* **PROBLEM REQUIREMENTS**:
Put the listing lines from the line with "data-label-box-stage1 (731, 405, 813, 435)" to the line with "slice-stage2 (809, 27, 919, 79)", both included, into a numbered list, leaving out any blank lines.

* **SUPPLIED RECORDS**:

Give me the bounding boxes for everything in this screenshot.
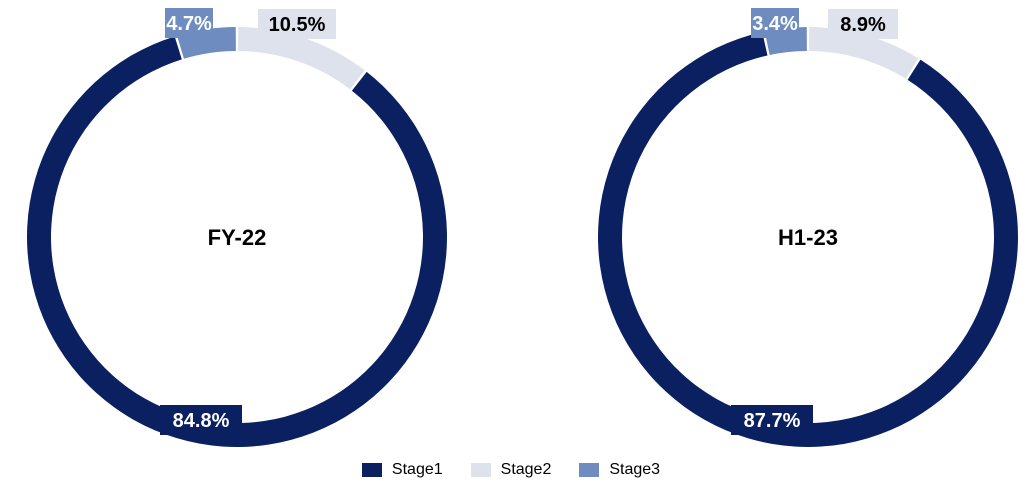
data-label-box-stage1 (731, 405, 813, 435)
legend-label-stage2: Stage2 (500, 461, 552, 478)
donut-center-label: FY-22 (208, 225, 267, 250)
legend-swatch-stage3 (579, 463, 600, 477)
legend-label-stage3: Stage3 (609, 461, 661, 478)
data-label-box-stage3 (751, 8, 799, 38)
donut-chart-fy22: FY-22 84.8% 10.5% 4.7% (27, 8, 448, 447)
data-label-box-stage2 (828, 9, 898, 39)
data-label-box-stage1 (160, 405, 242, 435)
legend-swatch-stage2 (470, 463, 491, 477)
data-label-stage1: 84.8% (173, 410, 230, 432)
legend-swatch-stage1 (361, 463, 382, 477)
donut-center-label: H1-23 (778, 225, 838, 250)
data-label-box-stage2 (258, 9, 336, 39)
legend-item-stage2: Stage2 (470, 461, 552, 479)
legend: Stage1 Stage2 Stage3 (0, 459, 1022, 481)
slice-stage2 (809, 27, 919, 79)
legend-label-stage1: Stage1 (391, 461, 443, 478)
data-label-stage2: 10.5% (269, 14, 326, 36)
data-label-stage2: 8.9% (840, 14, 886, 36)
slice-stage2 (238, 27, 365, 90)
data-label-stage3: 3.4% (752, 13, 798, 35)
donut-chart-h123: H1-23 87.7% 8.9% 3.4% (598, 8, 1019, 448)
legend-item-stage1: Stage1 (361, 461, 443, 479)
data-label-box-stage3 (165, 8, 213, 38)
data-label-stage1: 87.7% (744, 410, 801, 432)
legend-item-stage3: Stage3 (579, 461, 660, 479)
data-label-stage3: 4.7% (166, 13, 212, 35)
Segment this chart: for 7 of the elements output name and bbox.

---

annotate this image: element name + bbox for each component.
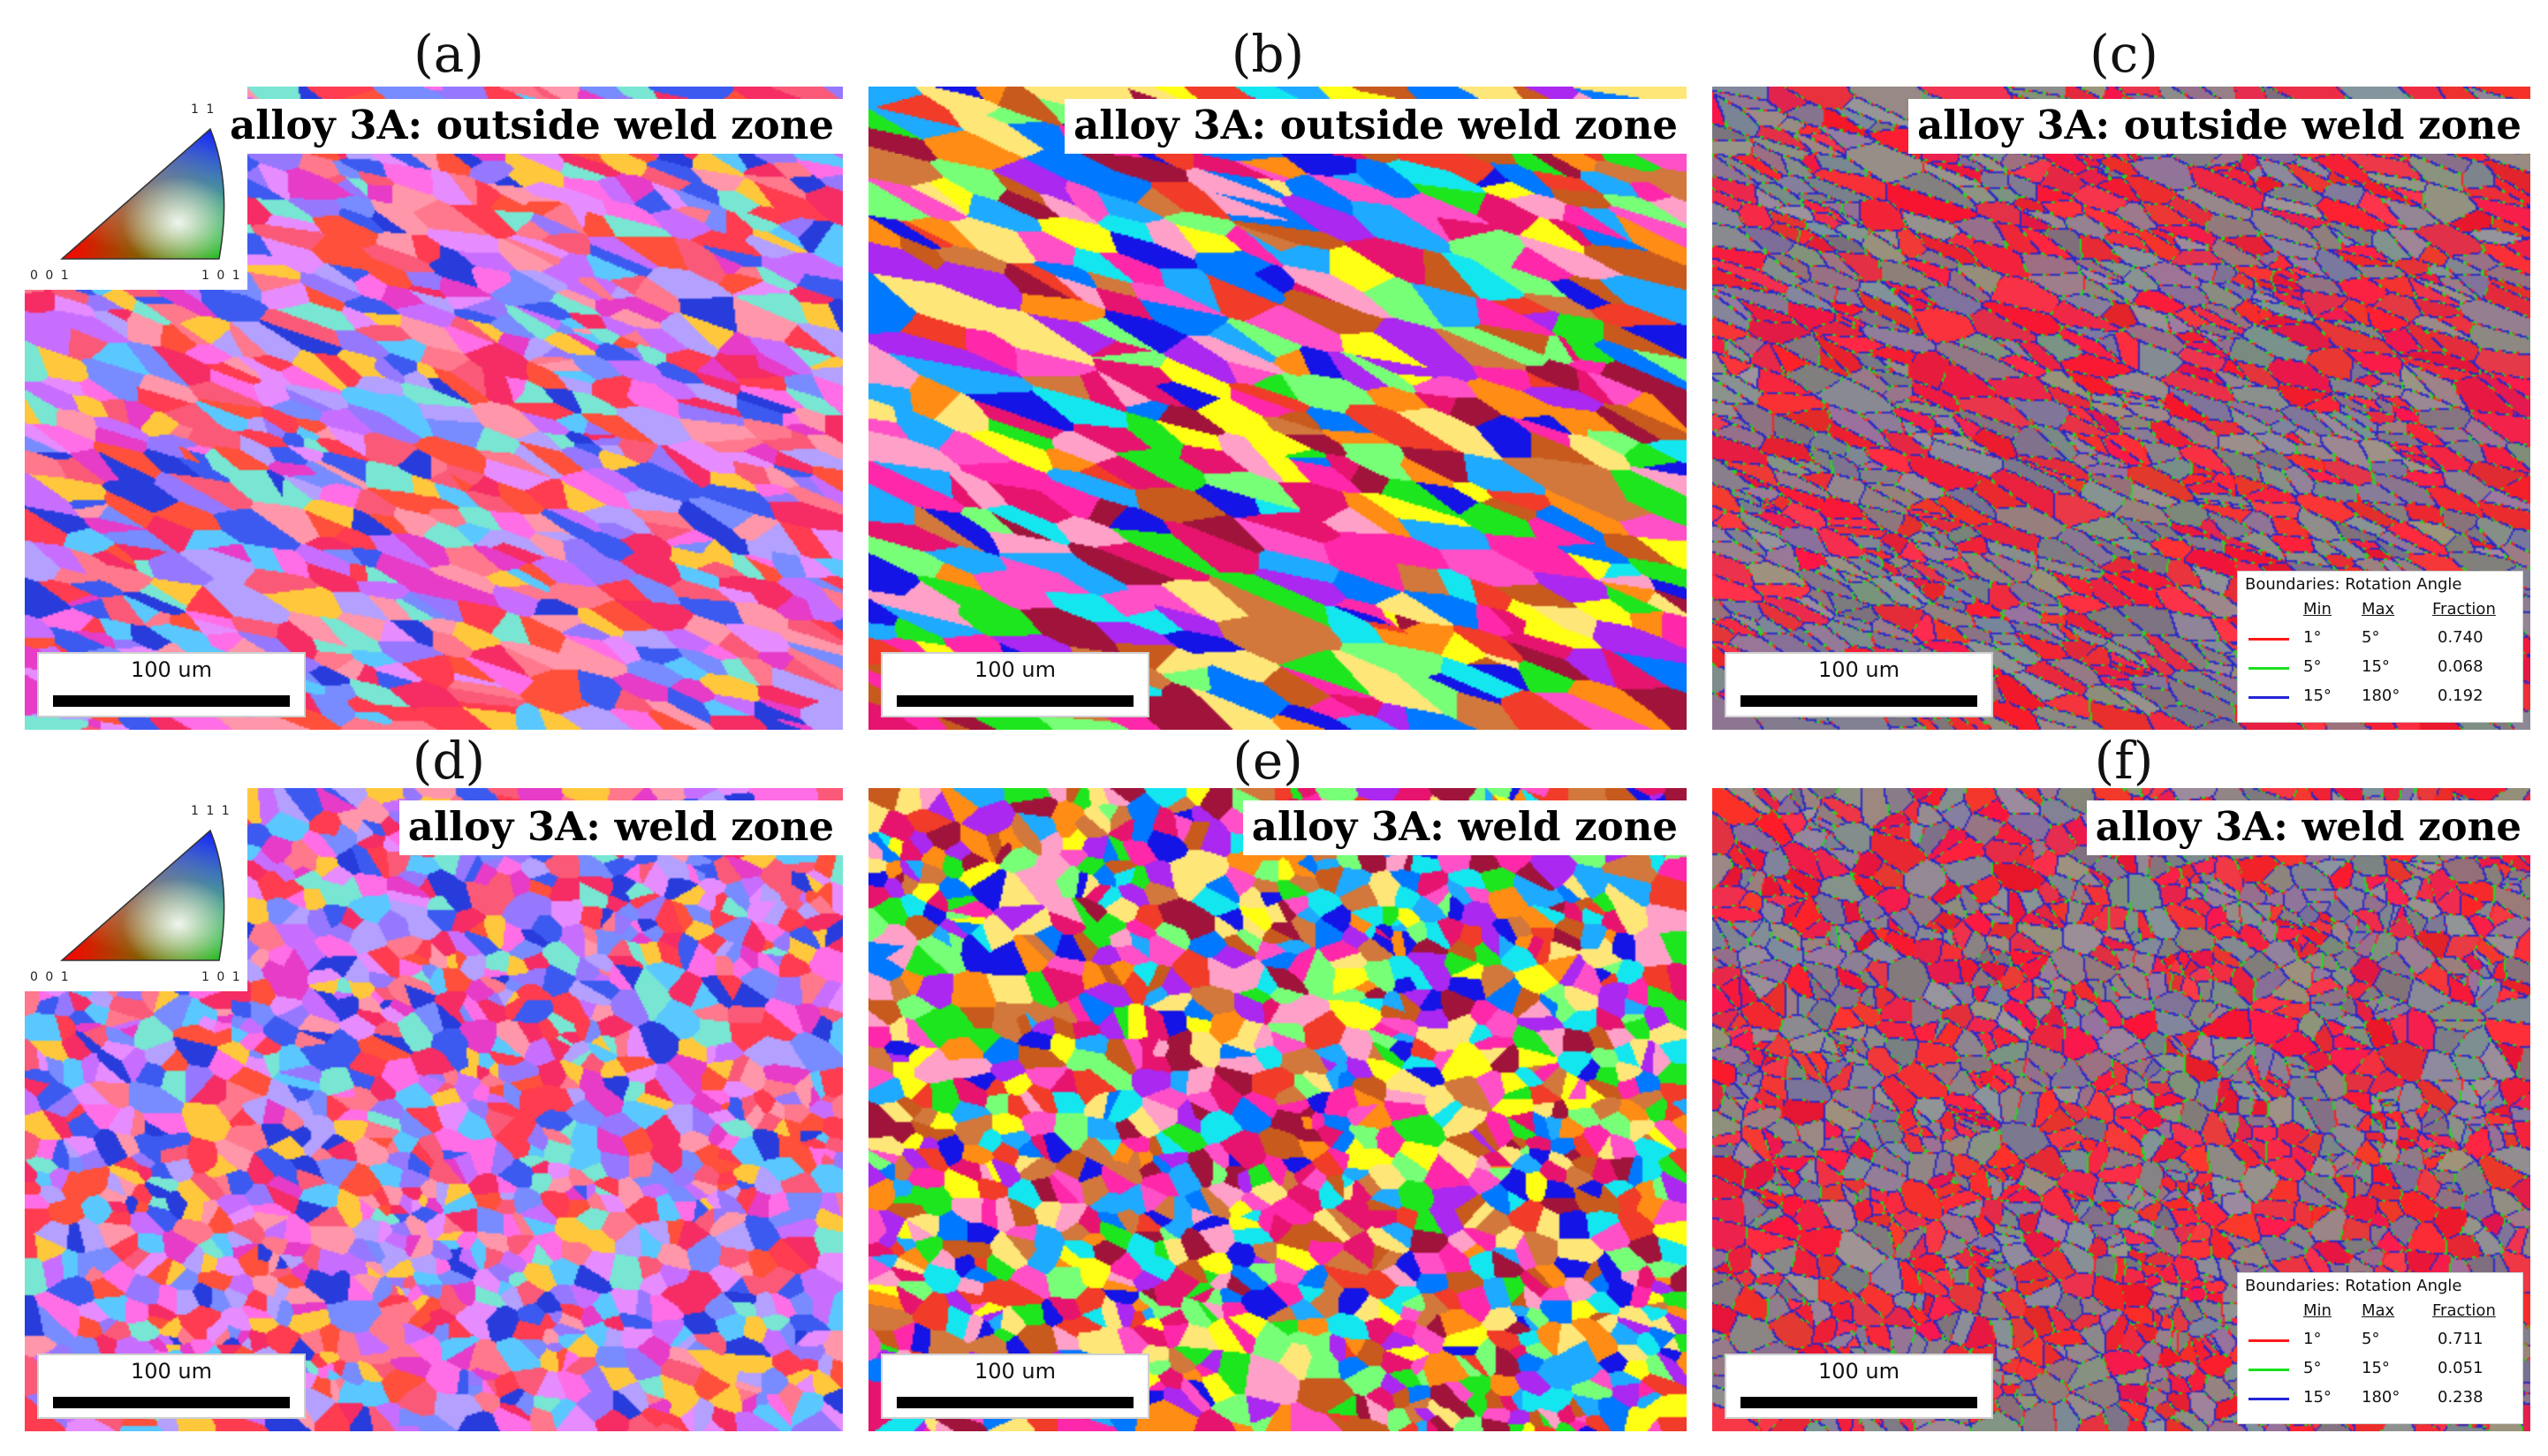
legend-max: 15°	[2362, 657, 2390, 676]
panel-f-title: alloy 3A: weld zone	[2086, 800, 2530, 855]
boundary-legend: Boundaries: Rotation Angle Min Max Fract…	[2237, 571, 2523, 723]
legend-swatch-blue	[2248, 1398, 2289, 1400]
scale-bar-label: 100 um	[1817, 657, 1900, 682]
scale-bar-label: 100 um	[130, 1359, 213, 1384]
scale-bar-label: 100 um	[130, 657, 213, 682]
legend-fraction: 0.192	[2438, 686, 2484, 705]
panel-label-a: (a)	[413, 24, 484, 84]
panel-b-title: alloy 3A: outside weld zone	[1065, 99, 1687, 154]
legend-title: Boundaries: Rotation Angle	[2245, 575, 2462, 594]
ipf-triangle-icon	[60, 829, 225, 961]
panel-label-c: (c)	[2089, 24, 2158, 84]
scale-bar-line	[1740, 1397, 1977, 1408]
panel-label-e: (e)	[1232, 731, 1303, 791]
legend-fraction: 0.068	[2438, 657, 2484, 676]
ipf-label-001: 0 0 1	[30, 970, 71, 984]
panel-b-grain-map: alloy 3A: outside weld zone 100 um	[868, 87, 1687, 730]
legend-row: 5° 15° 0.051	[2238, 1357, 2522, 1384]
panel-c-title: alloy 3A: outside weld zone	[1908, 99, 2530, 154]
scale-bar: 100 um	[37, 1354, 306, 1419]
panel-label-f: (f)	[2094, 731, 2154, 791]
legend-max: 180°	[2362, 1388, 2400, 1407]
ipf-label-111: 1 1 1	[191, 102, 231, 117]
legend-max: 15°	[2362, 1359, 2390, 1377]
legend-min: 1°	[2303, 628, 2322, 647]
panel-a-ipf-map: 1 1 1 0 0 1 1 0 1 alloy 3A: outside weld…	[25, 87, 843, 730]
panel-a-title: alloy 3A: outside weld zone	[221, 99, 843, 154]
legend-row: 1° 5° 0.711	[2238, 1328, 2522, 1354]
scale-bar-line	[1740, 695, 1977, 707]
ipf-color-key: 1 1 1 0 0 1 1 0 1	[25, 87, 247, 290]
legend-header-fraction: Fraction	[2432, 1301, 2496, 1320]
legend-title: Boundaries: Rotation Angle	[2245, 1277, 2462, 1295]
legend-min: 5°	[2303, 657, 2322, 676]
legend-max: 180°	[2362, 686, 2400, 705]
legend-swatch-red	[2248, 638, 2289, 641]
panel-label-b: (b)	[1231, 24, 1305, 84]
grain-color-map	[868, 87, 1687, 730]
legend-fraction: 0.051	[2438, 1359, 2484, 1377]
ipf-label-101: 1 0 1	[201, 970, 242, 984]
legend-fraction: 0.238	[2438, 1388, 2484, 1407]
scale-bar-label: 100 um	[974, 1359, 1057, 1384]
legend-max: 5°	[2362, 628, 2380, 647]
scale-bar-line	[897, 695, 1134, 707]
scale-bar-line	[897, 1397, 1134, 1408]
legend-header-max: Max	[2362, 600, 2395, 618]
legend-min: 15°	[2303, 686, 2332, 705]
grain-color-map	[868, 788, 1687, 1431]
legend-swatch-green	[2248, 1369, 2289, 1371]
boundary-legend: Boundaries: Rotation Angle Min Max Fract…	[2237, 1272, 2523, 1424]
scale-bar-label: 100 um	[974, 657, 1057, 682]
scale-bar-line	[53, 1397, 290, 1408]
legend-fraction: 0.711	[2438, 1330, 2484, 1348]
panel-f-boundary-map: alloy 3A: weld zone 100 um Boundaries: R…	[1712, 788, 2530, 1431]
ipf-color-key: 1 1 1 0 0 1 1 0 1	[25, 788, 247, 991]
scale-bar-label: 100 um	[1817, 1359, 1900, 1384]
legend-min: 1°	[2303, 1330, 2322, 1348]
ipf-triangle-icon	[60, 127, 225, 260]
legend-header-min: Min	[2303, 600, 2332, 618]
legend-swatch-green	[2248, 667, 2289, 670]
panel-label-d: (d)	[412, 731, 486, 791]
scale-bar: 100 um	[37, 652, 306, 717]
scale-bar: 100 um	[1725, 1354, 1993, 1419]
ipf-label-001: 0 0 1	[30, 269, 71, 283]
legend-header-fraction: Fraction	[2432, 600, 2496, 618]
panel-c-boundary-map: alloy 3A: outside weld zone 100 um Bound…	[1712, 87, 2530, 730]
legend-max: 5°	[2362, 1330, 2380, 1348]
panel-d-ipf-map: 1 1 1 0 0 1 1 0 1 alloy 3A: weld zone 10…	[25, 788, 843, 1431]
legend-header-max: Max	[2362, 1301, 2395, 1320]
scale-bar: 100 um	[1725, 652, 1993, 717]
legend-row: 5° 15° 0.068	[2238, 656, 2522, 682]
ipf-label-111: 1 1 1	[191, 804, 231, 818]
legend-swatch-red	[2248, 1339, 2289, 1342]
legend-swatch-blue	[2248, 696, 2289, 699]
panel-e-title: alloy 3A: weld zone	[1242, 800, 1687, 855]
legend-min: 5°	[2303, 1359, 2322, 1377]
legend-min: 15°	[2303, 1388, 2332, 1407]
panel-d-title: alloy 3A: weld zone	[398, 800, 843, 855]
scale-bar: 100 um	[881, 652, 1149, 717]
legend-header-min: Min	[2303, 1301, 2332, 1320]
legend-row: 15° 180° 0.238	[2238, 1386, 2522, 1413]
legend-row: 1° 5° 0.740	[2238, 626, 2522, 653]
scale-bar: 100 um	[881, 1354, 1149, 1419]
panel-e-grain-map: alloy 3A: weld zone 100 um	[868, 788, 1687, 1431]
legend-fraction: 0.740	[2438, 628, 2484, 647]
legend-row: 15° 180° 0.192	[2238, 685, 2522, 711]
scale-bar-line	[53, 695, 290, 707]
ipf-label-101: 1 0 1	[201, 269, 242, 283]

* **RESPONSE TO THIS TASK**:
1. data-label-box-stage1 (731, 405, 813, 435)
2. legend-label-stage2: Stage2 (500, 461, 552, 478)
3. donut-center-label: FY-22 (208, 225, 267, 250)
4. legend-swatch-stage3 (579, 463, 600, 477)
5. legend-label-stage3: Stage3 (609, 461, 661, 478)
6. data-label-box-stage3 (751, 8, 799, 38)
7. donut-chart-fy22: FY-22 84.8% 10.5% 4.7% (27, 8, 448, 447)
8. data-label-box-stage2 (828, 9, 898, 39)
9. data-label-box-stage1 (160, 405, 242, 435)
10. legend-swatch-stage2 (470, 463, 491, 477)
11. data-label-stage1: 84.8% (173, 410, 230, 432)
12. legend-swatch-stage1 (361, 463, 382, 477)
13. donut-center-label: H1-23 (778, 225, 838, 250)
14. data-label-box-stage2 (258, 9, 336, 39)
15. legend-item-stage2: Stage2 (470, 461, 552, 479)
16. legend: Stage1 Stage2 Stage3 (0, 459, 1022, 481)
17. slice-stage2 (809, 27, 919, 79)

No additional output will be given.